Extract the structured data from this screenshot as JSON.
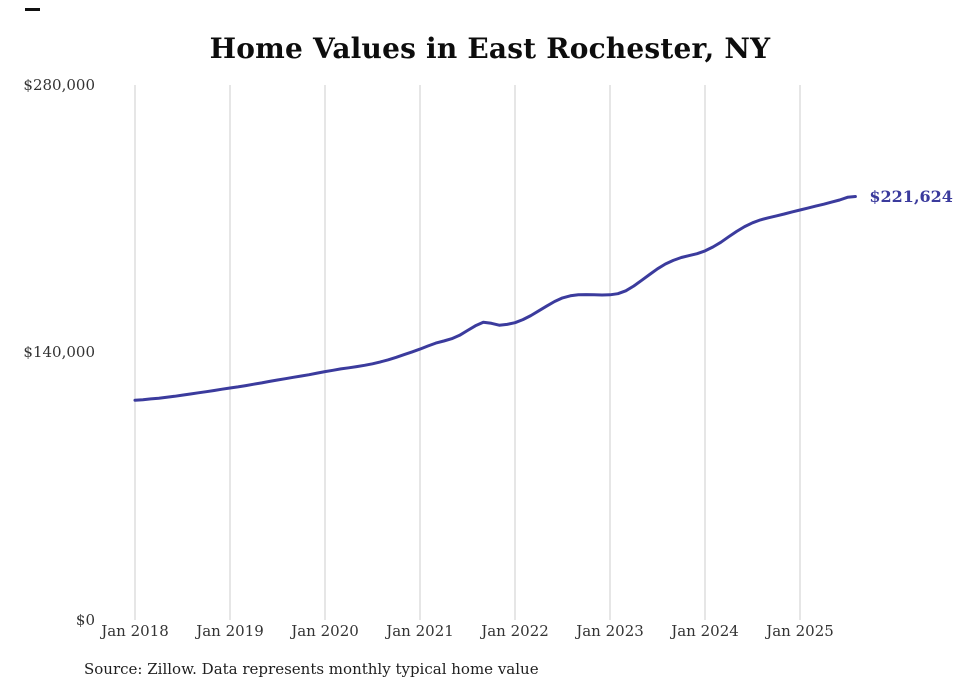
{
  "title": "Home Values in East Rochester, NY",
  "source": "Source: Zillow. Data represents monthly typical home value",
  "colors": {
    "line": "#3b3b9d",
    "grid": "#cccccc",
    "axis_text": "#333333",
    "title_text": "#0d0d0d"
  },
  "chart_data": {
    "type": "line",
    "title": "Home Values in East Rochester, NY",
    "series_name": "Monthly typical home value",
    "x_unit": "month",
    "start_month": "Jan 2018",
    "end_month": "Aug 2025",
    "x_tick_labels": [
      "Jan 2018",
      "Jan 2019",
      "Jan 2020",
      "Jan 2021",
      "Jan 2022",
      "Jan 2023",
      "Jan 2024",
      "Jan 2025"
    ],
    "y_tick_labels": [
      "$0",
      "$140,000",
      "$280,000"
    ],
    "ylim": [
      0,
      280000
    ],
    "grid": "vertical-only",
    "legend": "none",
    "final_value": 221624,
    "final_value_label": "$221,624",
    "values": [
      115000,
      115300,
      115700,
      116100,
      116600,
      117100,
      117700,
      118300,
      118900,
      119500,
      120100,
      120800,
      121400,
      122000,
      122700,
      123400,
      124100,
      124900,
      125600,
      126300,
      127000,
      127700,
      128400,
      129200,
      130000,
      130700,
      131400,
      132000,
      132600,
      133300,
      134100,
      135100,
      136200,
      137500,
      138900,
      140300,
      141800,
      143400,
      144900,
      146000,
      147200,
      149000,
      151500,
      154000,
      155800,
      155300,
      154300,
      154700,
      155600,
      157200,
      159300,
      161800,
      164300,
      166700,
      168600,
      169700,
      170200,
      170300,
      170200,
      170100,
      170200,
      170800,
      172300,
      174800,
      177800,
      180800,
      183800,
      186300,
      188200,
      189700,
      190700,
      191700,
      193200,
      195200,
      197700,
      200600,
      203400,
      205900,
      207900,
      209400,
      210500,
      211500,
      212500,
      213600,
      214600,
      215600,
      216600,
      217600,
      218700,
      219800,
      221200,
      221624
    ]
  }
}
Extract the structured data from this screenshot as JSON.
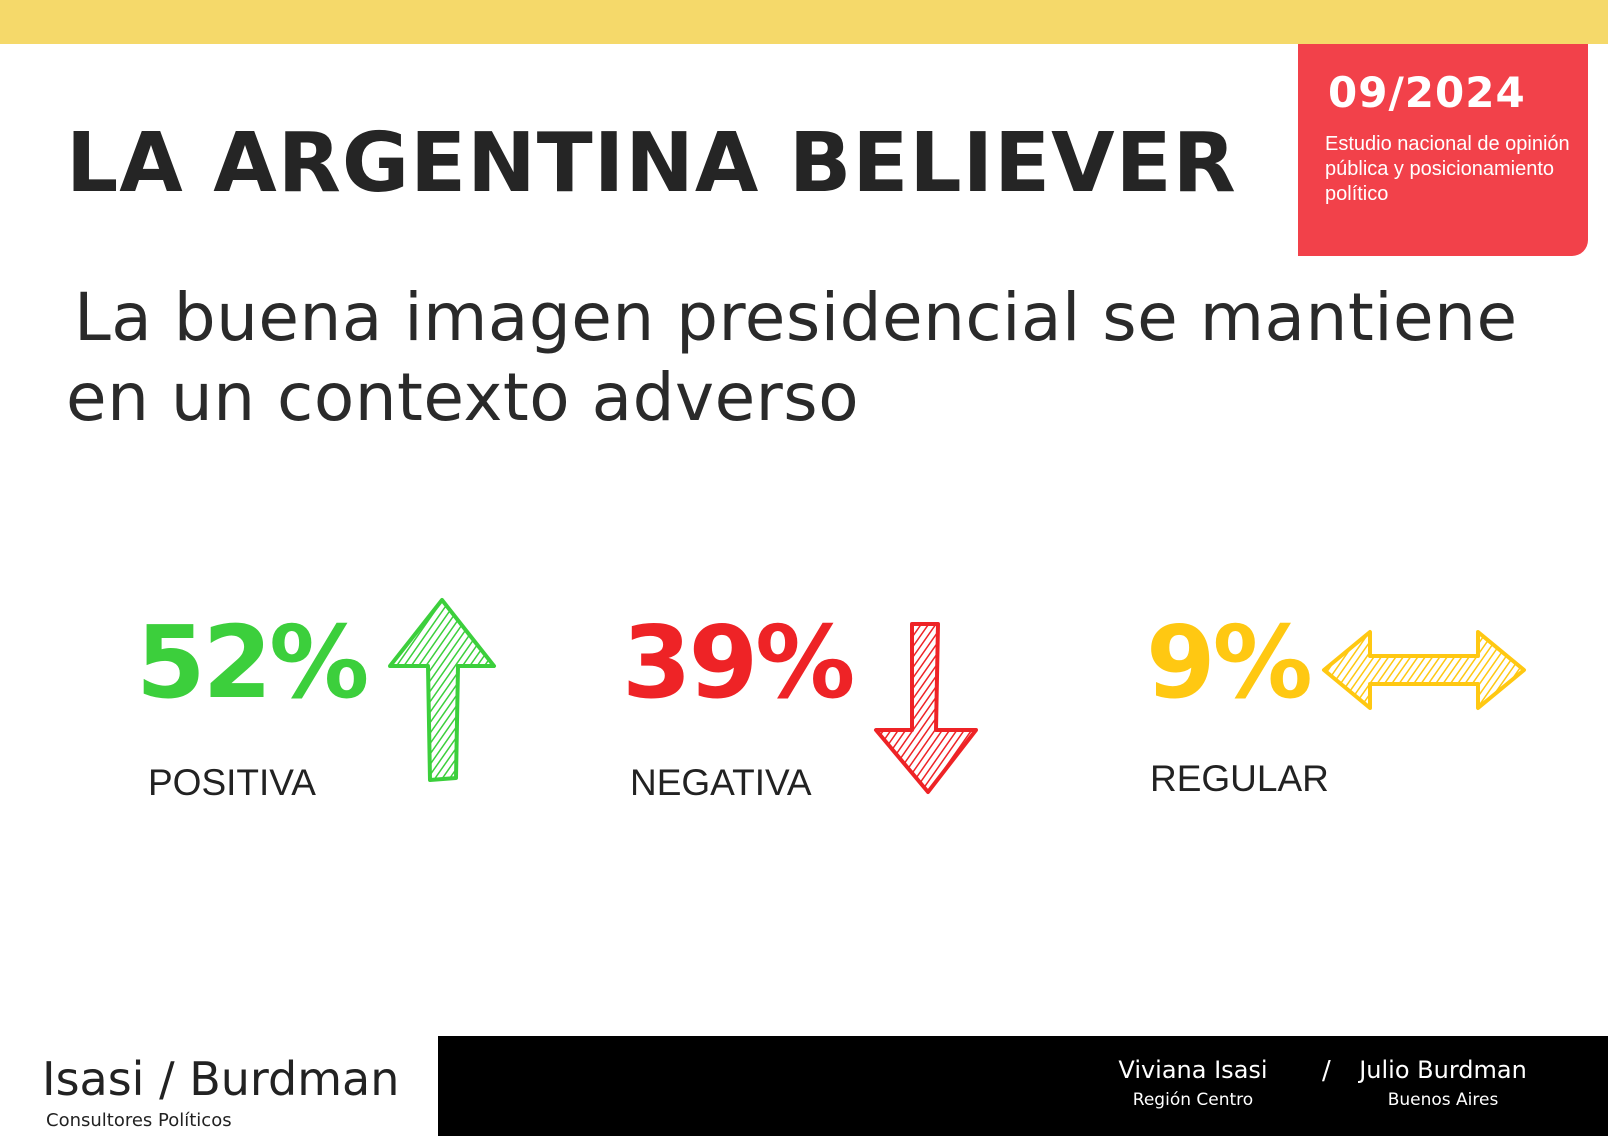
{
  "header": {
    "title": "LA ARGENTINA BELIEVER",
    "date": "09/2024",
    "description": "Estudio nacional de opinión pública y posicionamiento político"
  },
  "subtitle": {
    "line1": "La buena imagen presidencial se mantiene",
    "line2": "en un contexto adverso"
  },
  "stats": [
    {
      "value": "52%",
      "label": "POSITIVA",
      "color": "#3ccf3c",
      "icon": "arrow-up-icon"
    },
    {
      "value": "39%",
      "label": "NEGATIVA",
      "color": "#ee2326",
      "icon": "arrow-down-icon"
    },
    {
      "value": "9%",
      "label": "REGULAR",
      "color": "#ffc812",
      "icon": "arrow-left-right-icon"
    }
  ],
  "footer": {
    "logo": "Isasi / Burdman",
    "logo_sub": "Consultores Políticos",
    "person1_name": "Viviana Isasi",
    "person1_location": "Región Centro",
    "separator": "/",
    "person2_name": "Julio Burdman",
    "person2_location": "Buenos Aires"
  },
  "colors": {
    "accent_yellow": "#f5d96a",
    "accent_red": "#f2414a"
  }
}
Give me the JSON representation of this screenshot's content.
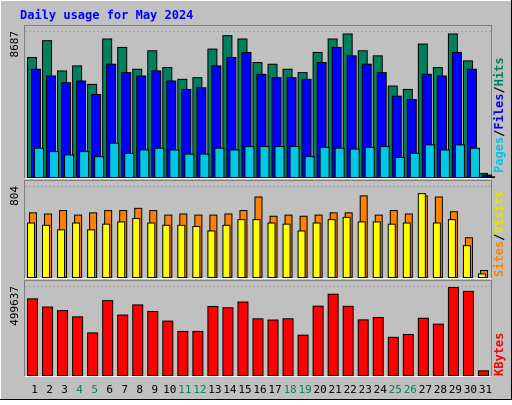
{
  "title": "Daily usage for May 2024",
  "colors": {
    "background": "#c0c0c0",
    "title": "#0000ff",
    "hits": "#00805c",
    "files": "#0000ff",
    "pages": "#00c8e4",
    "visits": "#ffff00",
    "sites": "#ff8000",
    "kbytes": "#ff0000",
    "slash": "#000000",
    "weekend_day": "#00805c",
    "weekday_day": "#000000"
  },
  "legends": {
    "top": [
      {
        "text": "Pages",
        "color": "#00c8e4"
      },
      {
        "text": "/",
        "color": "#000000"
      },
      {
        "text": "Files",
        "color": "#0000ff"
      },
      {
        "text": "/",
        "color": "#000000"
      },
      {
        "text": "Hits",
        "color": "#00805c"
      }
    ],
    "middle": [
      {
        "text": "Sites",
        "color": "#ff8000"
      },
      {
        "text": "/",
        "color": "#000000"
      },
      {
        "text": "Visits",
        "color": "#e6e600"
      }
    ],
    "bottom": [
      {
        "text": "KBytes",
        "color": "#ff0000"
      }
    ]
  },
  "chart_data": {
    "type": "bar",
    "title": "Daily usage for May 2024",
    "categories": [
      "1",
      "2",
      "3",
      "4",
      "5",
      "6",
      "7",
      "8",
      "9",
      "10",
      "11",
      "12",
      "13",
      "14",
      "15",
      "16",
      "17",
      "18",
      "19",
      "20",
      "21",
      "22",
      "23",
      "24",
      "25",
      "26",
      "27",
      "28",
      "29",
      "30",
      "31"
    ],
    "weekend_days": [
      "4",
      "5",
      "11",
      "12",
      "18",
      "19",
      "25",
      "26"
    ],
    "panels": [
      {
        "name": "hits-files-pages",
        "ymax_label": "8687",
        "ymax": 8687,
        "series": [
          {
            "name": "Hits",
            "values": [
              7200,
              8200,
              6400,
              6700,
              5600,
              8300,
              7800,
              6500,
              7600,
              6600,
              5900,
              6000,
              7700,
              8500,
              8300,
              6900,
              6800,
              6500,
              6300,
              7500,
              8300,
              8600,
              7600,
              7300,
              5500,
              5300,
              8000,
              6600,
              8600,
              7000,
              300
            ]
          },
          {
            "name": "Files",
            "values": [
              6500,
              6100,
              5700,
              5800,
              5000,
              6800,
              6300,
              6100,
              6400,
              5800,
              5300,
              5400,
              6700,
              7200,
              7500,
              6200,
              6000,
              6000,
              5900,
              6900,
              7800,
              7300,
              6800,
              6300,
              4900,
              4700,
              6200,
              6100,
              7500,
              6500,
              200
            ]
          },
          {
            "name": "Pages",
            "values": [
              1800,
              1600,
              1400,
              1600,
              1300,
              2100,
              1500,
              1700,
              1800,
              1700,
              1450,
              1450,
              1800,
              1700,
              1900,
              1900,
              1900,
              1900,
              1300,
              1850,
              1800,
              1750,
              1850,
              1900,
              1250,
              1500,
              2000,
              1700,
              2000,
              1800,
              100
            ]
          }
        ]
      },
      {
        "name": "sites-visits",
        "ymax_label": "804",
        "ymax": 804,
        "series": [
          {
            "name": "Sites",
            "values": [
              580,
              570,
              600,
              560,
              580,
              600,
              600,
              620,
              600,
              560,
              570,
              560,
              560,
              570,
              600,
              720,
              550,
              560,
              550,
              560,
              580,
              580,
              730,
              560,
              600,
              570,
              730,
              720,
              590,
              360,
              70
            ]
          },
          {
            "name": "Visits",
            "values": [
              490,
              470,
              430,
              490,
              430,
              480,
              500,
              530,
              490,
              470,
              470,
              460,
              420,
              470,
              520,
              520,
              490,
              480,
              420,
              490,
              520,
              540,
              500,
              500,
              480,
              490,
              750,
              490,
              520,
              290,
              40
            ]
          }
        ]
      },
      {
        "name": "kbytes",
        "ymax_label": "499637",
        "ymax": 499637,
        "series": [
          {
            "name": "KBytes",
            "values": [
              436000,
              390000,
              370000,
              335000,
              245000,
              426000,
              345000,
              402000,
              365000,
              311000,
              253000,
              253000,
              393000,
              386000,
              418000,
              324000,
              317000,
              324000,
              232000,
              395000,
              462000,
              394000,
              318000,
              331000,
              220000,
              236000,
              327000,
              294000,
              499637,
              478000,
              32000
            ]
          }
        ]
      }
    ]
  }
}
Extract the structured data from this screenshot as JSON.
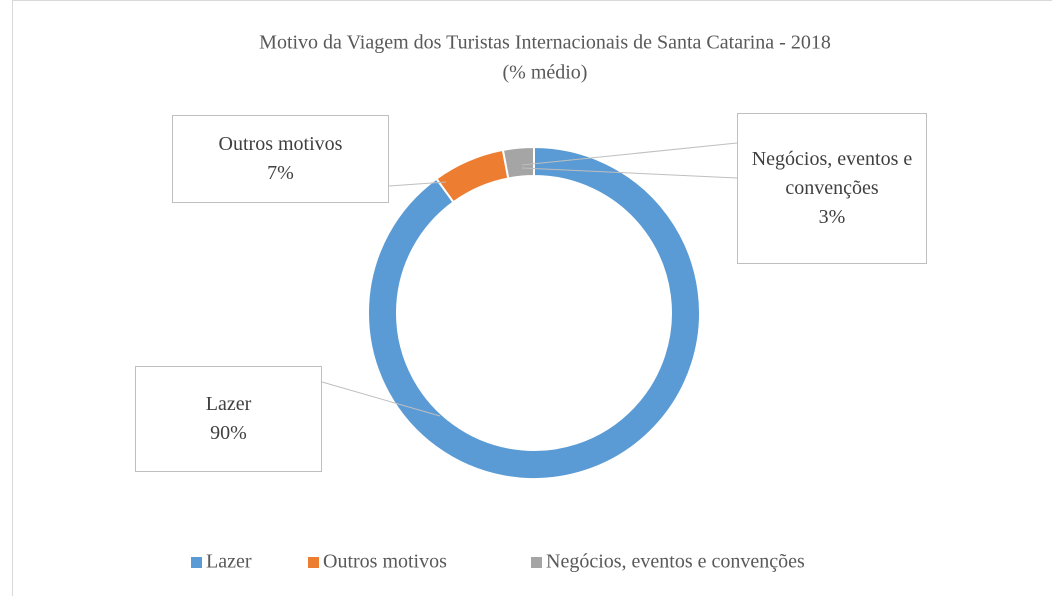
{
  "chart_data": {
    "type": "donut",
    "title": "Motivo da Viagem dos Turistas Internacionais de Santa Catarina - 2018",
    "subtitle": "(% médio)",
    "categories": [
      "Lazer",
      "Outros motivos",
      "Negócios, eventos e convenções"
    ],
    "values": [
      90,
      7,
      3
    ],
    "value_labels": [
      "90%",
      "7%",
      "3%"
    ],
    "colors": [
      "#5b9bd5",
      "#ed7d31",
      "#a5a5a5"
    ],
    "legend": "bottom"
  }
}
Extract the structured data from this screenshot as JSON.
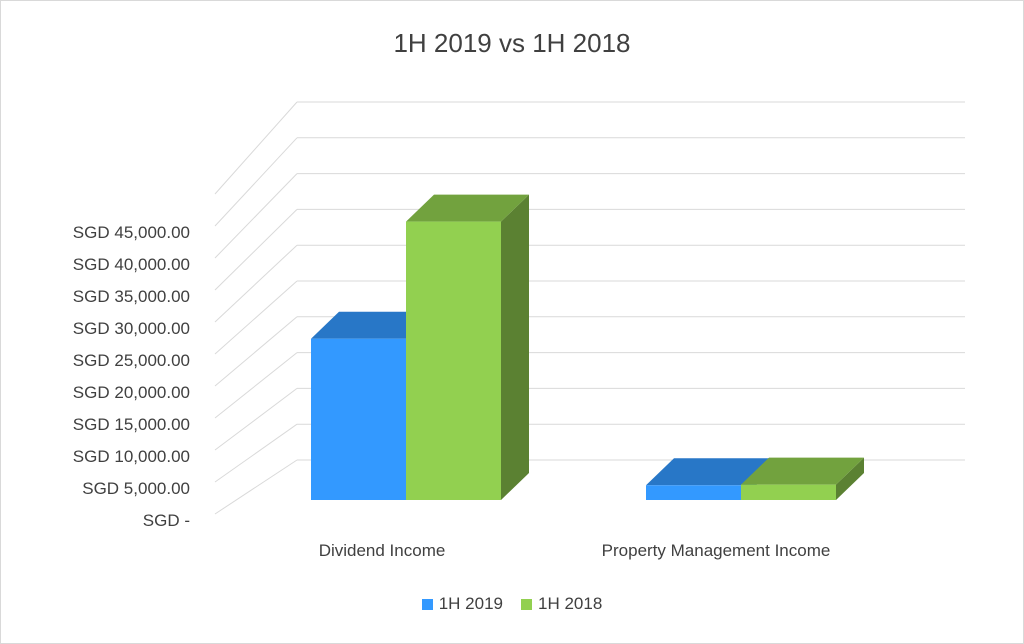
{
  "colors": {
    "series_2019": "#3399ff",
    "series_2018": "#92d050",
    "gridline": "#d9d9d9",
    "text": "#404040"
  },
  "chart_data": {
    "type": "bar",
    "title": "1H 2019 vs 1H 2018",
    "categories": [
      "Dividend Income",
      "Property Management Income"
    ],
    "series": [
      {
        "name": "1H 2019",
        "values": [
          25200,
          2300
        ]
      },
      {
        "name": "1H 2018",
        "values": [
          43500,
          2400
        ]
      }
    ],
    "yticks": [
      {
        "value": 0,
        "label": "SGD -"
      },
      {
        "value": 5000,
        "label": "SGD 5,000.00"
      },
      {
        "value": 10000,
        "label": "SGD 10,000.00"
      },
      {
        "value": 15000,
        "label": "SGD 15,000.00"
      },
      {
        "value": 20000,
        "label": "SGD 20,000.00"
      },
      {
        "value": 25000,
        "label": "SGD 25,000.00"
      },
      {
        "value": 30000,
        "label": "SGD 30,000.00"
      },
      {
        "value": 35000,
        "label": "SGD 35,000.00"
      },
      {
        "value": 40000,
        "label": "SGD 40,000.00"
      },
      {
        "value": 45000,
        "label": "SGD 45,000.00"
      },
      {
        "value": 50000,
        "label": ""
      }
    ],
    "ylim": [
      0,
      50000
    ],
    "grid": true,
    "legend_position": "bottom",
    "style": "3d-clustered-column"
  }
}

> Exercise description
Collect every line above that contains the word "bottom".

> Problem solution
    "bottom": [
    "legend": "bottom"
    "legend_position": "bottom",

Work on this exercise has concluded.